WHAT IS BEING ASKED
From the listing below, copy every line with the word "indicator".

EXERCISE DATA
..............................

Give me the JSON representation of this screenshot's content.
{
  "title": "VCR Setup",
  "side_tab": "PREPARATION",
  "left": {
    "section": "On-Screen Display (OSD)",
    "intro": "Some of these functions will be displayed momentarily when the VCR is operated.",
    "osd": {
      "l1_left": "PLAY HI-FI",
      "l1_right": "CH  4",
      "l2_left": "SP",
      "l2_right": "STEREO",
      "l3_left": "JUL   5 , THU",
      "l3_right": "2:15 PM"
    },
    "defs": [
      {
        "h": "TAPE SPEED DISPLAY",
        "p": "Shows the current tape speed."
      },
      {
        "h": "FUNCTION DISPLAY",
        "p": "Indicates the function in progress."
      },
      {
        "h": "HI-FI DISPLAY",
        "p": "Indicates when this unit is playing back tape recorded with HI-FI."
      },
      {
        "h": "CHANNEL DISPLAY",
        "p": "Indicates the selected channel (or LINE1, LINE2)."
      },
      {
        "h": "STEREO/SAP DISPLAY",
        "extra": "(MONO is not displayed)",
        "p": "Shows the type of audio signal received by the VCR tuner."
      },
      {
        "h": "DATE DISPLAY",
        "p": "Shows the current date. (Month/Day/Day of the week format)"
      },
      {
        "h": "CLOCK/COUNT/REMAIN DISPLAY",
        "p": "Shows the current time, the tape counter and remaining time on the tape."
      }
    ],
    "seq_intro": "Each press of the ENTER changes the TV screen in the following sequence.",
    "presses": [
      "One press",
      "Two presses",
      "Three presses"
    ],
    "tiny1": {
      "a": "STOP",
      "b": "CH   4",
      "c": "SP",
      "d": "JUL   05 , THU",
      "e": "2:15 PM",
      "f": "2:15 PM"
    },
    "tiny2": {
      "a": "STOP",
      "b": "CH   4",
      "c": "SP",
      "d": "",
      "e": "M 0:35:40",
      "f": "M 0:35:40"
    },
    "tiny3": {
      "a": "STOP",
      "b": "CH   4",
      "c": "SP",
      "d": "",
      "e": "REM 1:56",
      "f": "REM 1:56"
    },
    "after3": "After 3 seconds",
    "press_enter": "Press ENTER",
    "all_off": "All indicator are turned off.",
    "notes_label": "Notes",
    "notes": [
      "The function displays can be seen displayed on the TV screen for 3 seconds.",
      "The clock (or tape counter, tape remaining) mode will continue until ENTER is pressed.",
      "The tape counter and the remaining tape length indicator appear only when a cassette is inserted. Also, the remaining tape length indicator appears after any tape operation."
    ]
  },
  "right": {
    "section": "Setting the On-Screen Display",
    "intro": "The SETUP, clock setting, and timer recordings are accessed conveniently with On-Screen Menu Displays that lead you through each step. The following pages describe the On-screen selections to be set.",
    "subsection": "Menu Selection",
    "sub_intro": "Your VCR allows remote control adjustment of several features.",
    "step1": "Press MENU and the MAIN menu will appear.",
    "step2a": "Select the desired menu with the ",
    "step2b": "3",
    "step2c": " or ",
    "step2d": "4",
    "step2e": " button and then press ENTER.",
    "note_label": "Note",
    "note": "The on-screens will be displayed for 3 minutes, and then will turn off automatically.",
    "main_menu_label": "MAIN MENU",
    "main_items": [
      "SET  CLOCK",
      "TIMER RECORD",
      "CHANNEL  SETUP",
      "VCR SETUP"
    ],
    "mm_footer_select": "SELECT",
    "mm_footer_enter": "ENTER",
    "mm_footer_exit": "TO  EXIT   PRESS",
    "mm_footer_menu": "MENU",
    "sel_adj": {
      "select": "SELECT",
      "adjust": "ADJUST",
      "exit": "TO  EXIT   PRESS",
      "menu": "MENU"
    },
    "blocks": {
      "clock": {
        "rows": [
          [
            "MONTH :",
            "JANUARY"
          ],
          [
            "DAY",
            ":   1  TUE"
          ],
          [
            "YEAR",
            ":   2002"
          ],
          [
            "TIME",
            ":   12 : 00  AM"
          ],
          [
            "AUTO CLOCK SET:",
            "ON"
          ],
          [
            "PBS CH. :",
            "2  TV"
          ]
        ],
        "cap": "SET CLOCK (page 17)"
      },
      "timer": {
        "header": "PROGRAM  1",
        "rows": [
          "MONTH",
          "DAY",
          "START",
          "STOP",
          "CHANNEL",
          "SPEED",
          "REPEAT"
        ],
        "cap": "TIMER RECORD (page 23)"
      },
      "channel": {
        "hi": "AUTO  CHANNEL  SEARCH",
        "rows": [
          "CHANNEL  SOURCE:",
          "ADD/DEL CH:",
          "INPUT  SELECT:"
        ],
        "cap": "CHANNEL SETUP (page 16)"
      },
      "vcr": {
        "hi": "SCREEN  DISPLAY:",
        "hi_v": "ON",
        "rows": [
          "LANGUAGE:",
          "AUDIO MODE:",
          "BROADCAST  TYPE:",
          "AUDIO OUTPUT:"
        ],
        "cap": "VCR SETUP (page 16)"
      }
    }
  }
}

..............................

RESPONSE
    "all_off": "All indicator are turned off.",
      "The tape counter and the remaining tape length indicator appear only when a cassette is inserted. Also, the remaining tape length indicator appears after any tape operation."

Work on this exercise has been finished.